### Exercise
Pick out each line containing the string "wore".

### Entries supplied
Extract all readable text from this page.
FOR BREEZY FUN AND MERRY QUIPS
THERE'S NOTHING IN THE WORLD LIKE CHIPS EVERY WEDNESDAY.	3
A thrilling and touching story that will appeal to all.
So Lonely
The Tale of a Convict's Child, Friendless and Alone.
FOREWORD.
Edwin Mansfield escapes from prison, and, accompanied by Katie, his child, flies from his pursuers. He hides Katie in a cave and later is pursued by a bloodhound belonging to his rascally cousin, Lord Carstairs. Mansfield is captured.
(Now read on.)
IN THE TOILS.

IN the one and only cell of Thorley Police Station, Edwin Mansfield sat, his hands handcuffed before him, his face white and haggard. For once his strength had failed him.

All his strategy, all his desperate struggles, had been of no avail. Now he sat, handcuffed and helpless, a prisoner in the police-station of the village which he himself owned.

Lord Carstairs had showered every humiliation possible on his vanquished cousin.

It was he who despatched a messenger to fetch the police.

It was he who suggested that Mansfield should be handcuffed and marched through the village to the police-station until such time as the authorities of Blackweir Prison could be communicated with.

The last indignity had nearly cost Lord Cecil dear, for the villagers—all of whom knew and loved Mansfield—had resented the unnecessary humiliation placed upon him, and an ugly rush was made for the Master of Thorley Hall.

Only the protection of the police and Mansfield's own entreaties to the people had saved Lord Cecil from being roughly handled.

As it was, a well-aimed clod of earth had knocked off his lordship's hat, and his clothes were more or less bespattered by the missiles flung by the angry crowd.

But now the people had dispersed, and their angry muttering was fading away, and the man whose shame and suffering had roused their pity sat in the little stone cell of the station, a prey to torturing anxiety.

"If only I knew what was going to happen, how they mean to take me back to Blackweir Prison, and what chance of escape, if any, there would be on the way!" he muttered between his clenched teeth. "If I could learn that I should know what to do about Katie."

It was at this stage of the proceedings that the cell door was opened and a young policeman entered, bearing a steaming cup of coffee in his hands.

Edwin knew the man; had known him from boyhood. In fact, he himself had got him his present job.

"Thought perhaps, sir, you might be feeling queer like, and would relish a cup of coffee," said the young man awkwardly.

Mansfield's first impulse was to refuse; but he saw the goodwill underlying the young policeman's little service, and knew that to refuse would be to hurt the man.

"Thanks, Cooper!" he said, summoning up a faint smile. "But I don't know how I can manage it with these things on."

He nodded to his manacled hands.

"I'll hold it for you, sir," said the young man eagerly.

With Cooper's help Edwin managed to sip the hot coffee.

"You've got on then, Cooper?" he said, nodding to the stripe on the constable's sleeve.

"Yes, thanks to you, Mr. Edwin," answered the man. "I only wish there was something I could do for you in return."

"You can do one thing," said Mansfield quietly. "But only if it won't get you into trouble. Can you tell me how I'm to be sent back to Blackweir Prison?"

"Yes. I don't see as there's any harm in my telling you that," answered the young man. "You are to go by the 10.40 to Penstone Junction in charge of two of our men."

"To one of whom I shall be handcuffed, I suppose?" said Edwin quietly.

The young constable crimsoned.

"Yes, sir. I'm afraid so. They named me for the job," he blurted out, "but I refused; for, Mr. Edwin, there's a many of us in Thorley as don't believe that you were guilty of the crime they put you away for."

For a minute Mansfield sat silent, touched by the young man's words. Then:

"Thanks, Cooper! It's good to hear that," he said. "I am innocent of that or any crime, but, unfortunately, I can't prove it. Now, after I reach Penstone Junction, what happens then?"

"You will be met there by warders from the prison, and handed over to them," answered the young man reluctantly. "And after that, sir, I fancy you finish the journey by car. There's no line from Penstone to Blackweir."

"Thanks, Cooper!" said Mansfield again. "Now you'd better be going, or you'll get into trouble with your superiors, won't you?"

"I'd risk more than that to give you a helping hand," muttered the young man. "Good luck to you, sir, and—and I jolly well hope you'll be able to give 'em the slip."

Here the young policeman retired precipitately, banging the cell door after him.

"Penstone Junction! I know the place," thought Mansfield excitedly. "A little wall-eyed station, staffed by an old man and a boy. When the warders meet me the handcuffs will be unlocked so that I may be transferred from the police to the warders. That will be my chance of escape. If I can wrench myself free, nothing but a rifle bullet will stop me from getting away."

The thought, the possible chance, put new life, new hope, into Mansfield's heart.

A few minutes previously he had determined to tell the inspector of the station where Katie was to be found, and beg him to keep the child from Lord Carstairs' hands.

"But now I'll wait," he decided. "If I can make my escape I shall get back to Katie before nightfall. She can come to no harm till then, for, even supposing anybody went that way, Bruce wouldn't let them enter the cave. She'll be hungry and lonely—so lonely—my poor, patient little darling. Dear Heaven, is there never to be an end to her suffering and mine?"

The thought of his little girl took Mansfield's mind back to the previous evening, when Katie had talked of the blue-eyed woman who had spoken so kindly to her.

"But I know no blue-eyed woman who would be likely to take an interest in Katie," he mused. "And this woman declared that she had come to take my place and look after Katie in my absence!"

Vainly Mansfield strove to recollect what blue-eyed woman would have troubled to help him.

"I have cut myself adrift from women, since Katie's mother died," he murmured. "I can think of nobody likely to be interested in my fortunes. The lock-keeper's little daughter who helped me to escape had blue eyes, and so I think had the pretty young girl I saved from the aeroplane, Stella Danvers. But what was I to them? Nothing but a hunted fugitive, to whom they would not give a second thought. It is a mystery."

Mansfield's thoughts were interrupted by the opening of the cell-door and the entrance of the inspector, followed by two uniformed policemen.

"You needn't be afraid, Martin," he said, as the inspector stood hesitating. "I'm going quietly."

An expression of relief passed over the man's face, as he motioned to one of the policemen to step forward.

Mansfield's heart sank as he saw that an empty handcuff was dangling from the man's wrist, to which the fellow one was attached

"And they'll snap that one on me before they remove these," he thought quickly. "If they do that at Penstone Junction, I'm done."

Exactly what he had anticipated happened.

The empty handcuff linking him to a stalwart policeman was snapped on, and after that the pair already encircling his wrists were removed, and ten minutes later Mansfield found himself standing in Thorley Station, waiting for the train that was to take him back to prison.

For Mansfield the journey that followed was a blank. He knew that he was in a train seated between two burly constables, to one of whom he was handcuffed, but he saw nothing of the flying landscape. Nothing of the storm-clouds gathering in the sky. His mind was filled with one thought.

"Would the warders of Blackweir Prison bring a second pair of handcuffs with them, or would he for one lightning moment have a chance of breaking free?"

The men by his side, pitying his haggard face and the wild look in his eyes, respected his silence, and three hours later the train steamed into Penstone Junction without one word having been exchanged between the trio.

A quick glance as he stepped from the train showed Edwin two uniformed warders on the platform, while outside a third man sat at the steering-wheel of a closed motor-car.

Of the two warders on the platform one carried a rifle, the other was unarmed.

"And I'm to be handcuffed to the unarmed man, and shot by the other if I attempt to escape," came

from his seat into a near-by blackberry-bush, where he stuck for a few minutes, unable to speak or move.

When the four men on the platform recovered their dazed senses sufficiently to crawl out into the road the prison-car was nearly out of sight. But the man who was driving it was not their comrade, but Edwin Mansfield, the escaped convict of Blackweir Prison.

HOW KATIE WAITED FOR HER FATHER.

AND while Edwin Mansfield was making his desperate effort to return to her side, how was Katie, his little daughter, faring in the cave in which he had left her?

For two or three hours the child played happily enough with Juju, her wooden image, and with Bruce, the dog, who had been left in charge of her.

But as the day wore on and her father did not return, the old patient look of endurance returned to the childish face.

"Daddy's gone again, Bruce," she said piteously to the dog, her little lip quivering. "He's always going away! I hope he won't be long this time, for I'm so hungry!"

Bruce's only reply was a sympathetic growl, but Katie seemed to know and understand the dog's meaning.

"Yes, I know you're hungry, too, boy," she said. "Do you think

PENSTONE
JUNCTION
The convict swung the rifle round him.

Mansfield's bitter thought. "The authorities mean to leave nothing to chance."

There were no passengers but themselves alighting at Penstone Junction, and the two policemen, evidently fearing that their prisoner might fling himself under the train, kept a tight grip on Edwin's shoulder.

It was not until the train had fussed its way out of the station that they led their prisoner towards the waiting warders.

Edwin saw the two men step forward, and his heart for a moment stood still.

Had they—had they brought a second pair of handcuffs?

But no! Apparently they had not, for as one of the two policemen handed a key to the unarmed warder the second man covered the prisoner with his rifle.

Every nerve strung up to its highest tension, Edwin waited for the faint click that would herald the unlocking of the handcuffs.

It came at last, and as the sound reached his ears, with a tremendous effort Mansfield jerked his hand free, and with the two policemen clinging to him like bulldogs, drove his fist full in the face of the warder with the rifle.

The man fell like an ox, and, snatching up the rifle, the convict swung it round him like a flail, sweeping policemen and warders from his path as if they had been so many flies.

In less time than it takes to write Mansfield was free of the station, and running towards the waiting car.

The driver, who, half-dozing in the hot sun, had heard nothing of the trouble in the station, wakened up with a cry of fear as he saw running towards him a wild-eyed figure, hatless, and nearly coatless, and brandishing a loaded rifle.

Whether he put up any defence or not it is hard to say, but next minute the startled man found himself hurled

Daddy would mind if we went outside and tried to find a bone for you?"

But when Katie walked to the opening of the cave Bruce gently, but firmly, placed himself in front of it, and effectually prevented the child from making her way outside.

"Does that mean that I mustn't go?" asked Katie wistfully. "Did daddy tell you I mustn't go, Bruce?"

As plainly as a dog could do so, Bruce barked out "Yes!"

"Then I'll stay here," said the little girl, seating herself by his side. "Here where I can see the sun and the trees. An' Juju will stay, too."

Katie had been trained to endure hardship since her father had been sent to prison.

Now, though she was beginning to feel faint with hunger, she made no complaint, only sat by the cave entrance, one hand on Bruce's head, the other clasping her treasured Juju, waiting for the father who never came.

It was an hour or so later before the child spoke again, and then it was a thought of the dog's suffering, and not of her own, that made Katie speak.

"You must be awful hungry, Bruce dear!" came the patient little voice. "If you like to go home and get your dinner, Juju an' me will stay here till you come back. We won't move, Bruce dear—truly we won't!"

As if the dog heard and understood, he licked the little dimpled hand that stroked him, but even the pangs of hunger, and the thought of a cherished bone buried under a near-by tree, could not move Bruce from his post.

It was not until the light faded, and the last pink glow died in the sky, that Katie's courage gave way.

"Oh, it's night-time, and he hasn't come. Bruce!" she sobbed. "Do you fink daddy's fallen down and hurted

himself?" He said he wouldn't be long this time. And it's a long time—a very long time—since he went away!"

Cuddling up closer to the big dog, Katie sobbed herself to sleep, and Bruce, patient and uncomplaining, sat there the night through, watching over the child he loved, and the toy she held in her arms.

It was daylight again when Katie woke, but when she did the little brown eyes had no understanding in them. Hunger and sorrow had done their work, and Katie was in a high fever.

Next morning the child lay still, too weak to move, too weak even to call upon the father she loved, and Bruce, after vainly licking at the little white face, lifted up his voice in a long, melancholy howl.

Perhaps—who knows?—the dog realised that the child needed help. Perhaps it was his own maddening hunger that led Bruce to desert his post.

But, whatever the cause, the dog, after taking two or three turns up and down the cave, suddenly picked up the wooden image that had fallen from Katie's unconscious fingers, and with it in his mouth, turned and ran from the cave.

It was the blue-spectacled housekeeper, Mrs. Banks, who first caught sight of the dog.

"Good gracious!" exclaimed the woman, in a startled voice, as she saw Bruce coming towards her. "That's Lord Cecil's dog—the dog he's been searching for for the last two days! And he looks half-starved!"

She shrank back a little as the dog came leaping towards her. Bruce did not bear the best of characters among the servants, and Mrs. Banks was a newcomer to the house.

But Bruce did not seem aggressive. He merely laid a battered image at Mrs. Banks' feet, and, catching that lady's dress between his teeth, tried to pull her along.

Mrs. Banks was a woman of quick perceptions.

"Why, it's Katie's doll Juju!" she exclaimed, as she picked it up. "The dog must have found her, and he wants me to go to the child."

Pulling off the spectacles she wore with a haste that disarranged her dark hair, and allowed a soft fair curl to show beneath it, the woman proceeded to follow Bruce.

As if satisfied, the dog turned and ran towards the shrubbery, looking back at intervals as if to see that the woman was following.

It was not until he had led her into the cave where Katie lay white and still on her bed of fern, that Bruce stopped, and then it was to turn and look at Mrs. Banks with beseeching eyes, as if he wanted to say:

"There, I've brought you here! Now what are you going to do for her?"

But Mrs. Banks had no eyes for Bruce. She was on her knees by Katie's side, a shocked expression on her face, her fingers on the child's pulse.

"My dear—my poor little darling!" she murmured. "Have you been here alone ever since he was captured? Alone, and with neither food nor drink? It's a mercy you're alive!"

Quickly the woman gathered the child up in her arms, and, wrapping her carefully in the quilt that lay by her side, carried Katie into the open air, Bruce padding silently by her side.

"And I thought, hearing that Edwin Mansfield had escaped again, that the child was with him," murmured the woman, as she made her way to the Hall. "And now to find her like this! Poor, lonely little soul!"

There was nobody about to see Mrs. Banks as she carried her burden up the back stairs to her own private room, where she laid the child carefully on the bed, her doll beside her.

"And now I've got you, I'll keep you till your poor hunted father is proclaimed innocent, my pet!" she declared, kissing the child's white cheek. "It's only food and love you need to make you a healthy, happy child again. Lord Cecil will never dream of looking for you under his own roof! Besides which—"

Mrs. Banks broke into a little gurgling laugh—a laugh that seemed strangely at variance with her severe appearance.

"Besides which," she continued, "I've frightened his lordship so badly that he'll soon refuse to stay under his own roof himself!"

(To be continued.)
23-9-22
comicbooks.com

### Exercise solution
But as the day wore on and her father did not return, the old patient look of endurance returned to the childish face.
Pulling off the spectacles she wore with a haste that disarranged her dark hair, and allowed a soft fair curl to show beneath it, the woman proceeded to follow Bruce.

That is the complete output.